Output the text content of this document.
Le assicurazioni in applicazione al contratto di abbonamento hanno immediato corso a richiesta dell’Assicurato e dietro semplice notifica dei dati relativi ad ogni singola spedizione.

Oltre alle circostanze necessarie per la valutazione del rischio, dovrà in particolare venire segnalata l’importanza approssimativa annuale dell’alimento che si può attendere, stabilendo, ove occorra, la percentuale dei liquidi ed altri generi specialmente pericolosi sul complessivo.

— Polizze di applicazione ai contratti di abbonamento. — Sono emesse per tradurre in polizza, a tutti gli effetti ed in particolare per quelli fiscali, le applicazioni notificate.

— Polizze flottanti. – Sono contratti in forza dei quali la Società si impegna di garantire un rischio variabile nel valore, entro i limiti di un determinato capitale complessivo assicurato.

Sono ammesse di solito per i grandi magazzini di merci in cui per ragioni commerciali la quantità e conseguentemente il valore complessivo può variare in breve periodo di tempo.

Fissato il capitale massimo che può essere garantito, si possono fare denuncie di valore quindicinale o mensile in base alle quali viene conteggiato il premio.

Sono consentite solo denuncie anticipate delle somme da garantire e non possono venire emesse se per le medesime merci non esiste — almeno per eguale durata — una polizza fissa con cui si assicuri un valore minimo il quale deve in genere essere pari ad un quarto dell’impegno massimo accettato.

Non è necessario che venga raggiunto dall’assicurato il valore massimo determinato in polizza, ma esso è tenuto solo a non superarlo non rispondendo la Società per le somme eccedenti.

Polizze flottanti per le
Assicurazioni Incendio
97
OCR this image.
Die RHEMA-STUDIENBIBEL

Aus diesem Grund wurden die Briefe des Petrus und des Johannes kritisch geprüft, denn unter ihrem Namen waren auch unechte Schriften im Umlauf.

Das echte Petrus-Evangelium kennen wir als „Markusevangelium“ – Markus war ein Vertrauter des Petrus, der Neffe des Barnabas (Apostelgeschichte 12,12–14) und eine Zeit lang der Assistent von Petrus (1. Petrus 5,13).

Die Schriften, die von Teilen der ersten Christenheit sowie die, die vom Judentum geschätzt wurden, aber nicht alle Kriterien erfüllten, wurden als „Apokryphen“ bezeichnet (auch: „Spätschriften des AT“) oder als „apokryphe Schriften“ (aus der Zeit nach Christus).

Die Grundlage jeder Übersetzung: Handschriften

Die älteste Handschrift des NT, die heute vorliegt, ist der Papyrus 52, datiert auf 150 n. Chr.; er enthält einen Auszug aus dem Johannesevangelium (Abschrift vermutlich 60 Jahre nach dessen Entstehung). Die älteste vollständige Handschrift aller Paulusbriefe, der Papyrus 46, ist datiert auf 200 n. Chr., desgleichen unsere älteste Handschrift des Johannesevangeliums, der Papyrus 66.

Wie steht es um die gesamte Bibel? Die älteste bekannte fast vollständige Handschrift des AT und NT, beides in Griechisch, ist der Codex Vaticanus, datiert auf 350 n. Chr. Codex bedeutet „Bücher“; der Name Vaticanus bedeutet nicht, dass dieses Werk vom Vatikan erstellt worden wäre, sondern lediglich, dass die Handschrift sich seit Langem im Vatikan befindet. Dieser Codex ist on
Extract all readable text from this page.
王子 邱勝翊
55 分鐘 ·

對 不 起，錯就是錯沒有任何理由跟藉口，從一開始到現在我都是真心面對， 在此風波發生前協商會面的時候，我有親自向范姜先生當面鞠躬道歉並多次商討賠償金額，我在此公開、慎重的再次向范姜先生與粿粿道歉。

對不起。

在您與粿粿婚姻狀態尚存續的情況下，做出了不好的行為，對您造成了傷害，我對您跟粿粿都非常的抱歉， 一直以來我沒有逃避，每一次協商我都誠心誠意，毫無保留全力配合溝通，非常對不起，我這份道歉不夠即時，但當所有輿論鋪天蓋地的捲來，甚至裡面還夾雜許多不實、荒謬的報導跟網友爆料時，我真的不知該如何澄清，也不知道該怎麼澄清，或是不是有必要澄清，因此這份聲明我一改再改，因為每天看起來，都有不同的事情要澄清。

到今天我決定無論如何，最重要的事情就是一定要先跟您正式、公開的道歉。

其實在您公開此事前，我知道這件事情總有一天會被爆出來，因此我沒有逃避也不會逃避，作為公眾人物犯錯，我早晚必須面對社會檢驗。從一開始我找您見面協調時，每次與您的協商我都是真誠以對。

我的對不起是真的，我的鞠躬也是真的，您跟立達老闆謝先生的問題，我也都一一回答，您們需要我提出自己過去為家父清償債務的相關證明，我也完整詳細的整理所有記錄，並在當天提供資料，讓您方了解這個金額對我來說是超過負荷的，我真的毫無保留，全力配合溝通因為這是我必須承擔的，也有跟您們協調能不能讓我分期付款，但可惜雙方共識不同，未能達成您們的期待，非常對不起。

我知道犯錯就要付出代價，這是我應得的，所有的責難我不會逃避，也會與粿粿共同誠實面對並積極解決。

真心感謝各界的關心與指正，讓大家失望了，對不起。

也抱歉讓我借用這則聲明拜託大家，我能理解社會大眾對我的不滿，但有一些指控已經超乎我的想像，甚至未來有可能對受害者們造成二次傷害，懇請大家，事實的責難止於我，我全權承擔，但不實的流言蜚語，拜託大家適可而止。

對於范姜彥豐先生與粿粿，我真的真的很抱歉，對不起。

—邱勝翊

——

» Aim:
All the entries above need to be reproduced exactly.

» The answer:
Output the text content of this document.
Le assicurazioni in applicazione al contratto di abbonamento hanno immediato corso a richiesta dell’Assicurato e dietro semplice notifica dei dati relativi ad ogni singola spedizione.

Oltre alle circostanze necessarie per la valutazione del rischio, dovrà in particolare venire segnalata l’importanza approssimativa annuale dell’alimento che si può attendere, stabilendo, ove occorra, la percentuale dei liquidi ed altri generi specialmente pericolosi sul complessivo.

— Polizze di applicazione ai contratti di abbonamento. — Sono emesse per tradurre in polizza, a tutti gli effetti ed in particolare per quelli fiscali, le applicazioni notificate.

— Polizze flottanti. – Sono contratti in forza dei quali la Società si impegna di garantire un rischio variabile nel valore, entro i limiti di un determinato capitale complessivo assicurato.

Sono ammesse di solito per i grandi magazzini di merci in cui per ragioni commerciali la quantità e conseguentemente il valore complessivo può variare in breve periodo di tempo.

Fissato il capitale massimo che può essere garantito, si possono fare denuncie di valore quindicinale o mensile in base alle quali viene conteggiato il premio.

Sono consentite solo denuncie anticipate delle somme da garantire e non possono venire emesse se per le medesime merci non esiste — almeno per eguale durata — una polizza fissa con cui si assicuri un valore minimo il quale deve in genere essere pari ad un quarto dell’impegno massimo accettato.

Non è necessario che venga raggiunto dall’assicurato il valore massimo determinato in polizza, ma esso è tenuto solo a non superarlo non rispondendo la Società per le somme eccedenti.

Polizze flottanti per le
Assicurazioni Incendio
97
OCR this image.
Die RHEMA-STUDIENBIBEL

Aus diesem Grund wurden die Briefe des Petrus und des Johannes kritisch geprüft, denn unter ihrem Namen waren auch unechte Schriften im Umlauf.

Das echte Petrus-Evangelium kennen wir als „Markusevangelium“ – Markus war ein Vertrauter des Petrus, der Neffe des Barnabas (Apostelgeschichte 12,12–14) und eine Zeit lang der Assistent von Petrus (1. Petrus 5,13).

Die Schriften, die von Teilen der ersten Christenheit sowie die, die vom Judentum geschätzt wurden, aber nicht alle Kriterien erfüllten, wurden als „Apokryphen“ bezeichnet (auch: „Spätschriften des AT“) oder als „apokryphe Schriften“ (aus der Zeit nach Christus).

Die Grundlage jeder Übersetzung: Handschriften

Die älteste Handschrift des NT, die heute vorliegt, ist der Papyrus 52, datiert auf 150 n. Chr.; er enthält einen Auszug aus dem Johannesevangelium (Abschrift vermutlich 60 Jahre nach dessen Entstehung). Die älteste vollständige Handschrift aller Paulusbriefe, der Papyrus 46, ist datiert auf 200 n. Chr., desgleichen unsere älteste Handschrift des Johannesevangeliums, der Papyrus 66.

Wie steht es um die gesamte Bibel? Die älteste bekannte fast vollständige Handschrift des AT und NT, beides in Griechisch, ist der Codex Vaticanus, datiert auf 350 n. Chr. Codex bedeutet „Bücher“; der Name Vaticanus bedeutet nicht, dass dieses Werk vom Vatikan erstellt worden wäre, sondern lediglich, dass die Handschrift sich seit Langem im Vatikan befindet. Dieser Codex ist on
Extract all readable text from this page.
王子 邱勝翊
55 分鐘 ·

對 不 起，錯就是錯沒有任何理由跟藉口，從一開始到現在我都是真心面對， 在此風波發生前協商會面的時候，我有親自向范姜先生當面鞠躬道歉並多次商討賠償金額，我在此公開、慎重的再次向范姜先生與粿粿道歉。

對不起。

在您與粿粿婚姻狀態尚存續的情況下，做出了不好的行為，對您造成了傷害，我對您跟粿粿都非常的抱歉， 一直以來我沒有逃避，每一次協商我都誠心誠意，毫無保留全力配合溝通，非常對不起，我這份道歉不夠即時，但當所有輿論鋪天蓋地的捲來，甚至裡面還夾雜許多不實、荒謬的報導跟網友爆料時，我真的不知該如何澄清，也不知道該怎麼澄清，或是不是有必要澄清，因此這份聲明我一改再改，因為每天看起來，都有不同的事情要澄清。

到今天我決定無論如何，最重要的事情就是一定要先跟您正式、公開的道歉。

其實在您公開此事前，我知道這件事情總有一天會被爆出來，因此我沒有逃避也不會逃避，作為公眾人物犯錯，我早晚必須面對社會檢驗。從一開始我找您見面協調時，每次與您的協商我都是真誠以對。

我的對不起是真的，我的鞠躬也是真的，您跟立達老闆謝先生的問題，我也都一一回答，您們需要我提出自己過去為家父清償債務的相關證明，我也完整詳細的整理所有記錄，並在當天提供資料，讓您方了解這個金額對我來說是超過負荷的，我真的毫無保留，全力配合溝通因為這是我必須承擔的，也有跟您們協調能不能讓我分期付款，但可惜雙方共識不同，未能達成您們的期待，非常對不起。

我知道犯錯就要付出代價，這是我應得的，所有的責難我不會逃避，也會與粿粿共同誠實面對並積極解決。

真心感謝各界的關心與指正，讓大家失望了，對不起。

也抱歉讓我借用這則聲明拜託大家，我能理解社會大眾對我的不滿，但有一些指控已經超乎我的想像，甚至未來有可能對受害者們造成二次傷害，懇請大家，事實的責難止於我，我全權承擔，但不實的流言蜚語，拜託大家適可而止。

對於范姜彥豐先生與粿粿，我真的真的很抱歉，對不起。

—邱勝翊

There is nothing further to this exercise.